Required task :: Search the data for the string "name" and gather each line it is in.

Stored items
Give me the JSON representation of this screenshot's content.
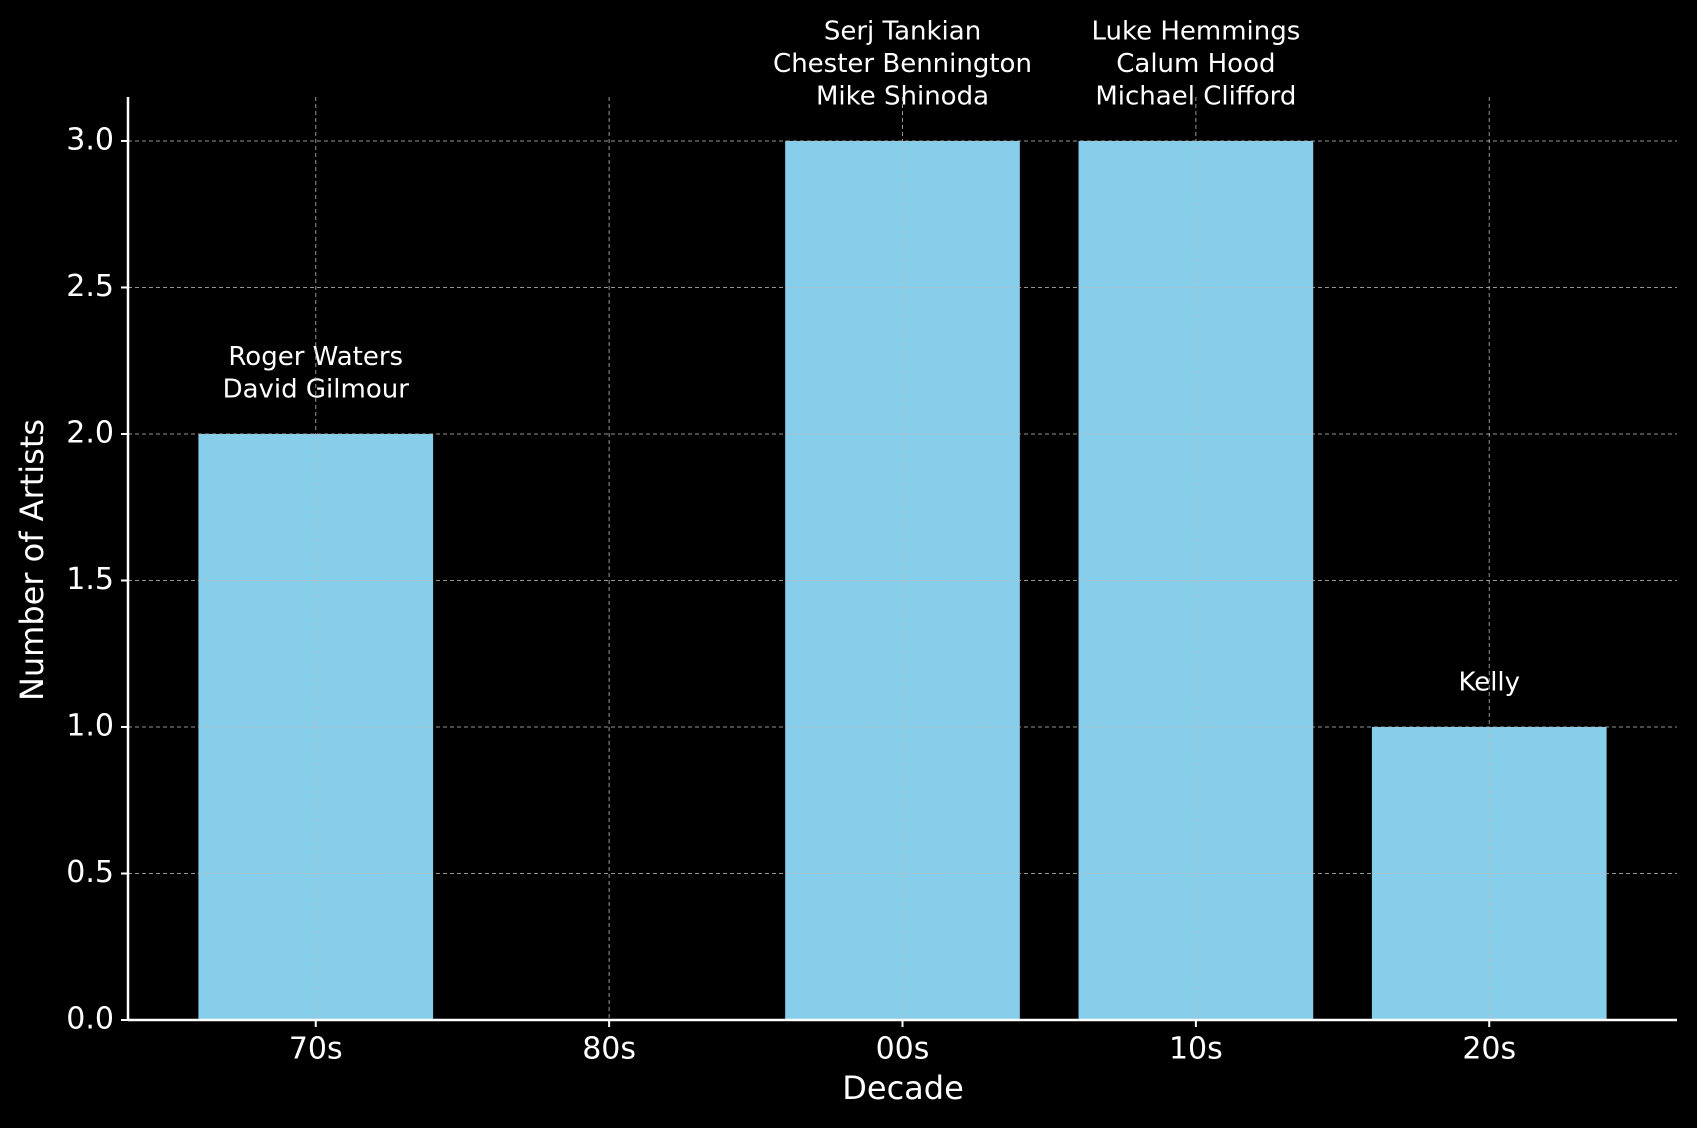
{
  "chart_data": {
    "type": "bar",
    "x_label": "Decade",
    "y_label": "Number of Artists",
    "categories": [
      "70s",
      "80s",
      "00s",
      "10s",
      "20s"
    ],
    "values": [
      2,
      0,
      3,
      3,
      1
    ],
    "bar_labels": [
      [
        "Roger Waters",
        "David Gilmour"
      ],
      [],
      [
        "Serj Tankian",
        "Chester Bennington",
        "Mike Shinoda"
      ],
      [
        "Luke Hemmings",
        "Calum Hood",
        "Michael Clifford"
      ],
      [
        "Kelly"
      ]
    ],
    "color": "#87ceeb",
    "ylim": [
      0,
      3.15
    ],
    "yticks": [
      {
        "value": 0,
        "label": "0.0"
      },
      0.5,
      {
        "value": 1,
        "label": "1.0"
      },
      1.5,
      {
        "value": 2,
        "label": "2.0"
      },
      2.5,
      {
        "value": 3,
        "label": "3.0"
      }
    ],
    "grid": true
  }
}
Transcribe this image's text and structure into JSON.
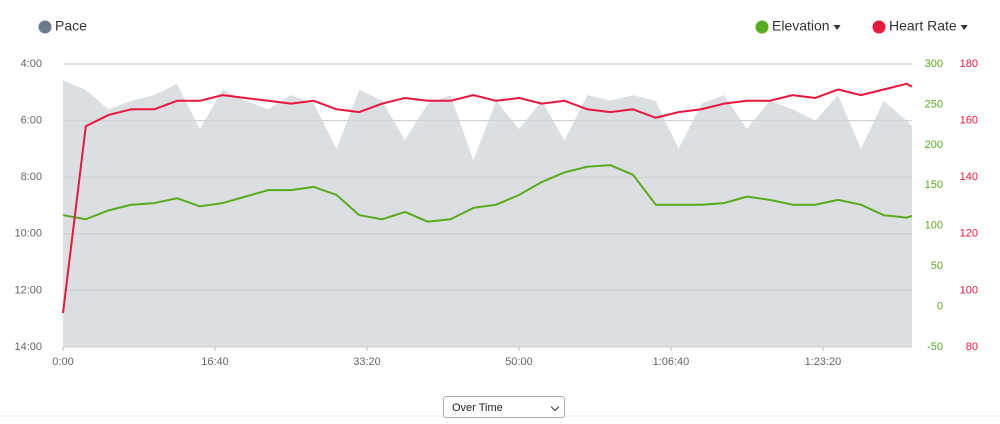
{
  "chart_data": {
    "type": "line",
    "x": [
      0,
      150,
      300,
      450,
      600,
      750,
      900,
      1050,
      1200,
      1350,
      1500,
      1650,
      1800,
      1950,
      2100,
      2250,
      2400,
      2550,
      2700,
      2850,
      3000,
      3150,
      3300,
      3450,
      3600,
      3750,
      3900,
      4050,
      4200,
      4350,
      4500,
      4650,
      4800,
      4950,
      5100,
      5250,
      5400,
      5550,
      5586
    ],
    "xlim": [
      0,
      5586
    ],
    "xticks": [
      {
        "value": 0,
        "label": "0:00"
      },
      {
        "value": 1000,
        "label": "16:40"
      },
      {
        "value": 2000,
        "label": "33:20"
      },
      {
        "value": 3000,
        "label": "50:00"
      },
      {
        "value": 4000,
        "label": "1:06:40"
      },
      {
        "value": 5000,
        "label": "1:23:20"
      }
    ],
    "ylim": [
      14,
      4
    ],
    "yticks": [
      {
        "value": 4,
        "label": "4:00"
      },
      {
        "value": 6,
        "label": "6:00"
      },
      {
        "value": 8,
        "label": "8:00"
      },
      {
        "value": 10,
        "label": "10:00"
      },
      {
        "value": 12,
        "label": "12:00"
      },
      {
        "value": 14,
        "label": "14:00"
      }
    ],
    "y2lim": [
      -50,
      300
    ],
    "y2ticks": [
      300,
      250,
      200,
      150,
      100,
      50,
      0,
      -50
    ],
    "y3lim": [
      80,
      180
    ],
    "y3ticks": [
      180,
      160,
      140,
      120,
      100,
      80
    ],
    "grid": true,
    "series": [
      {
        "name": "Pace",
        "color": "#dcdfe2",
        "axis": "y",
        "kind": "area",
        "values": [
          4.57,
          4.92,
          5.6,
          5.3,
          5.1,
          4.7,
          6.3,
          4.9,
          5.3,
          5.6,
          5.1,
          5.4,
          7.0,
          4.9,
          5.3,
          6.7,
          5.4,
          5.1,
          7.4,
          5.3,
          6.3,
          5.3,
          6.7,
          5.1,
          5.3,
          5.1,
          5.3,
          7.0,
          5.4,
          5.1,
          6.3,
          5.3,
          5.6,
          6.0,
          5.1,
          7.0,
          5.3,
          6.0,
          6.2
        ]
      },
      {
        "name": "Elevation",
        "color": "#5aaa1e",
        "axis": "y2",
        "kind": "line",
        "values": [
          113,
          108,
          119,
          126,
          128,
          134,
          124,
          128,
          136,
          144,
          144,
          148,
          138,
          113,
          108,
          117,
          105,
          108,
          122,
          126,
          138,
          154,
          166,
          173,
          175,
          163,
          126,
          126,
          126,
          128,
          136,
          132,
          126,
          126,
          132,
          126,
          113,
          110,
          112
        ]
      },
      {
        "name": "Heart Rate",
        "color": "#e8173f",
        "axis": "y3",
        "kind": "line",
        "values": [
          92,
          158,
          162,
          164,
          164,
          167,
          167,
          169,
          168,
          167,
          166,
          167,
          164,
          163,
          166,
          168,
          167,
          167,
          169,
          167,
          168,
          166,
          167,
          164,
          163,
          164,
          161,
          163,
          164,
          166,
          167,
          167,
          169,
          168,
          171,
          169,
          171,
          173,
          172
        ]
      }
    ]
  },
  "controls": {
    "view": "Over Time"
  }
}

Solved exercise ::
        "name": "Pace",
        "name": "Elevation",
        "name": "Heart Rate",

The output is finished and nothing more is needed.